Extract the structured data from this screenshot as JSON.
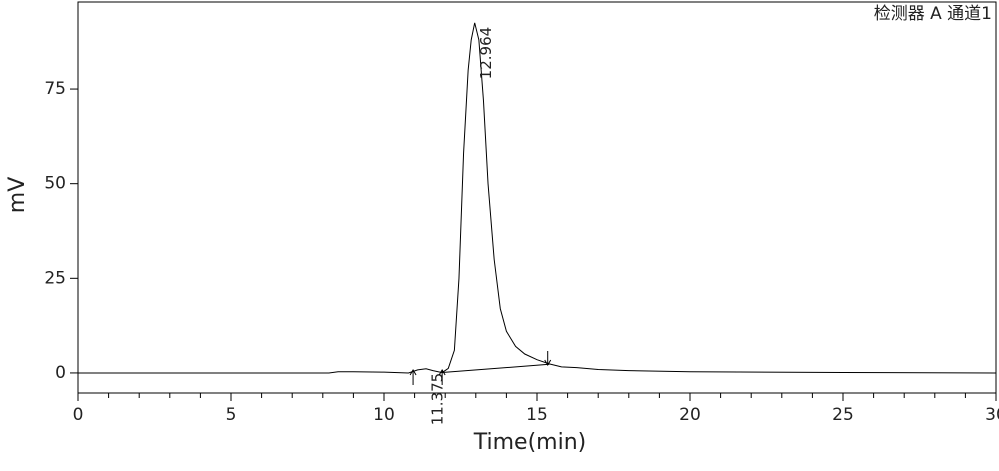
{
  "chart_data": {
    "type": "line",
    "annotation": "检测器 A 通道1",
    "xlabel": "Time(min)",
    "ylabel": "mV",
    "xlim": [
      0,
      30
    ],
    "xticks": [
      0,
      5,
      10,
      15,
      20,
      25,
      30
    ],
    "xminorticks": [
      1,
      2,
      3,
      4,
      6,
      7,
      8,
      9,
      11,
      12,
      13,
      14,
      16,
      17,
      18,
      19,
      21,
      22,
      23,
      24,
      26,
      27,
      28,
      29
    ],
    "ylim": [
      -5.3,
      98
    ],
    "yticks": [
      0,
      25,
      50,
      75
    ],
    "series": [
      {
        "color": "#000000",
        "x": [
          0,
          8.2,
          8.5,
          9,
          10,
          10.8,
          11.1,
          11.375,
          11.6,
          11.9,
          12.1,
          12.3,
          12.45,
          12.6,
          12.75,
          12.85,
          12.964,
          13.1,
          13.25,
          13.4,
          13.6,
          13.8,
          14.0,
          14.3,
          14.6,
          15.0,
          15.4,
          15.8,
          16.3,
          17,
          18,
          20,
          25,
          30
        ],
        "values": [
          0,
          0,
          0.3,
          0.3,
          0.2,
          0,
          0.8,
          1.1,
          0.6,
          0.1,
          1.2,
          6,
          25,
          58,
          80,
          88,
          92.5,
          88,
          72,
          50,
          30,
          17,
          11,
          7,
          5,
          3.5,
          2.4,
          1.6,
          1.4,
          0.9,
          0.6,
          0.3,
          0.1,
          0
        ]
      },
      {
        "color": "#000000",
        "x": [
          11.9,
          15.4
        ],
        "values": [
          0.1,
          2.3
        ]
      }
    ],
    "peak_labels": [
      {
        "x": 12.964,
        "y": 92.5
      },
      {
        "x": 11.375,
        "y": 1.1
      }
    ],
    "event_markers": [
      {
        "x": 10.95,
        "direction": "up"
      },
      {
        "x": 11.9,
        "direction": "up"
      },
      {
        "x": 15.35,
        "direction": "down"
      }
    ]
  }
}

TASK BRIEF
Every entry must be transcribed exactly. Pictures do not belong in the copy.

SOLUTION FOR THIS EXERCISE
Extract the structured data from this screenshot as JSON.
{
  "chart_data": {
    "type": "line",
    "annotation": "检测器 A 通道1",
    "xlabel": "Time(min)",
    "ylabel": "mV",
    "xlim": [
      0,
      30
    ],
    "xticks": [
      0,
      5,
      10,
      15,
      20,
      25,
      30
    ],
    "xminorticks": [
      1,
      2,
      3,
      4,
      6,
      7,
      8,
      9,
      11,
      12,
      13,
      14,
      16,
      17,
      18,
      19,
      21,
      22,
      23,
      24,
      26,
      27,
      28,
      29
    ],
    "ylim": [
      -5.3,
      98
    ],
    "yticks": [
      0,
      25,
      50,
      75
    ],
    "series": [
      {
        "color": "#000000",
        "x": [
          0,
          8.2,
          8.5,
          9,
          10,
          10.8,
          11.1,
          11.375,
          11.6,
          11.9,
          12.1,
          12.3,
          12.45,
          12.6,
          12.75,
          12.85,
          12.964,
          13.1,
          13.25,
          13.4,
          13.6,
          13.8,
          14.0,
          14.3,
          14.6,
          15.0,
          15.4,
          15.8,
          16.3,
          17,
          18,
          20,
          25,
          30
        ],
        "values": [
          0,
          0,
          0.3,
          0.3,
          0.2,
          0,
          0.8,
          1.1,
          0.6,
          0.1,
          1.2,
          6,
          25,
          58,
          80,
          88,
          92.5,
          88,
          72,
          50,
          30,
          17,
          11,
          7,
          5,
          3.5,
          2.4,
          1.6,
          1.4,
          0.9,
          0.6,
          0.3,
          0.1,
          0
        ]
      },
      {
        "color": "#000000",
        "x": [
          11.9,
          15.4
        ],
        "values": [
          0.1,
          2.3
        ]
      }
    ],
    "peak_labels": [
      {
        "x": 12.964,
        "y": 92.5
      },
      {
        "x": 11.375,
        "y": 1.1
      }
    ],
    "event_markers": [
      {
        "x": 10.95,
        "direction": "up"
      },
      {
        "x": 11.9,
        "direction": "up"
      },
      {
        "x": 15.35,
        "direction": "down"
      }
    ]
  }
}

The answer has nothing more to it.